Given entries ->
* BEGIN *
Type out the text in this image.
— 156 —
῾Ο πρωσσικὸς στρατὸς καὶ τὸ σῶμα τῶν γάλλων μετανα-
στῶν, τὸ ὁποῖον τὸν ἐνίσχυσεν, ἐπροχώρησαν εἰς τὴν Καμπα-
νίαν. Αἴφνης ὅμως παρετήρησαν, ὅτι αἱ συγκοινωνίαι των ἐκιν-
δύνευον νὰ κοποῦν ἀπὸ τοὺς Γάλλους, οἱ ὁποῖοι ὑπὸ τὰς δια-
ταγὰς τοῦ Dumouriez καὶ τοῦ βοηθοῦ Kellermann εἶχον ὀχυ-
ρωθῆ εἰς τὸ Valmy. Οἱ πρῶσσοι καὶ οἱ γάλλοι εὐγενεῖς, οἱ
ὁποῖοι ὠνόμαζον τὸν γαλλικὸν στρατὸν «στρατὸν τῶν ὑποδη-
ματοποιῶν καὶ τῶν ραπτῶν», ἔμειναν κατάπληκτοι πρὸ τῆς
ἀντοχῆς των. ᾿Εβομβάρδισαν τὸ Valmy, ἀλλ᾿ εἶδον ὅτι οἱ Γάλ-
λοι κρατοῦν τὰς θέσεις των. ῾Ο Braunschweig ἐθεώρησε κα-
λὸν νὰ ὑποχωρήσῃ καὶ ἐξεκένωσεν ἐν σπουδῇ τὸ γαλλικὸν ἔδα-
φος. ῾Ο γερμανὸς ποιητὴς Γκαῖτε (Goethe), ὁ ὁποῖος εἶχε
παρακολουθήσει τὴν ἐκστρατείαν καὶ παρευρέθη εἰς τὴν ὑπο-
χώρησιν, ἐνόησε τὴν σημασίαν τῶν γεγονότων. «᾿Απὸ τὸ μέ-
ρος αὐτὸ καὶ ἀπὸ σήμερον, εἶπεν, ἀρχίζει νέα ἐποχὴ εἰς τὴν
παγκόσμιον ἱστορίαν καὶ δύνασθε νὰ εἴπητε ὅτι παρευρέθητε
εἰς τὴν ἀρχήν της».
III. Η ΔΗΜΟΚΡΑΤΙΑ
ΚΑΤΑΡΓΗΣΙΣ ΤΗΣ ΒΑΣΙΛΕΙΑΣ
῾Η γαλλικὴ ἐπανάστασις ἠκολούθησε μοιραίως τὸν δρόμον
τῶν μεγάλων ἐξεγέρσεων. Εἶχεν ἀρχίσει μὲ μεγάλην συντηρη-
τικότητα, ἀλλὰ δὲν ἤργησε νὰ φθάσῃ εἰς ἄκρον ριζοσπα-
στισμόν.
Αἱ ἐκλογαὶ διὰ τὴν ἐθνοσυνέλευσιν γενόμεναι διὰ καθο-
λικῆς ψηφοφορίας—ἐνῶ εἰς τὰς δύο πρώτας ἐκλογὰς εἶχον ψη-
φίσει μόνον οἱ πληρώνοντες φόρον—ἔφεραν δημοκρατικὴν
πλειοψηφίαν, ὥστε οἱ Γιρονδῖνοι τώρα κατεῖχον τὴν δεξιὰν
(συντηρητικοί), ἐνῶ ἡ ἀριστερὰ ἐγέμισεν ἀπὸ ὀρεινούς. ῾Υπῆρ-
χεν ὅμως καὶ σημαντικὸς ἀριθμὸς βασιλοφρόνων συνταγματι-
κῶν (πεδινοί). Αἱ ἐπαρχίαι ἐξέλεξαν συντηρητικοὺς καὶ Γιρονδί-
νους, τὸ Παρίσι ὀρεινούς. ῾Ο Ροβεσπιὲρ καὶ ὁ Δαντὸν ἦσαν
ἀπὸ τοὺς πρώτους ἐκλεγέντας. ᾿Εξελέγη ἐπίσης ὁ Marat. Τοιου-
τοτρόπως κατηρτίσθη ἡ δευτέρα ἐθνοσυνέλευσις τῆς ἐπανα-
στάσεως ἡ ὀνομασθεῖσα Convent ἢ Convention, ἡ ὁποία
* END *
* BEGIN *
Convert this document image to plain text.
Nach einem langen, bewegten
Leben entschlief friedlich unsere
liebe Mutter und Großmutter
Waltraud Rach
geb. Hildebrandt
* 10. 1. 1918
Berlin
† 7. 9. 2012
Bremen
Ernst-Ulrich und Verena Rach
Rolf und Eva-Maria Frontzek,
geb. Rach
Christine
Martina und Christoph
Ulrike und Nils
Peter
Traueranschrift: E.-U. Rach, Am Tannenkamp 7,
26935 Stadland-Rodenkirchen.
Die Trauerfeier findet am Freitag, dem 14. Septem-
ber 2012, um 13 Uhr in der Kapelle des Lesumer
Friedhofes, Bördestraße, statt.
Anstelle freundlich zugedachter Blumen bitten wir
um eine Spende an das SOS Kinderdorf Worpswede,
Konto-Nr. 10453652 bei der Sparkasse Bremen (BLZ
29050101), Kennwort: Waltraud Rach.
* END *
Only lines with "this" are wanted here; list each of them.

Response to the exercise ->
Type out the text in this image.
Convert this document image to plain text.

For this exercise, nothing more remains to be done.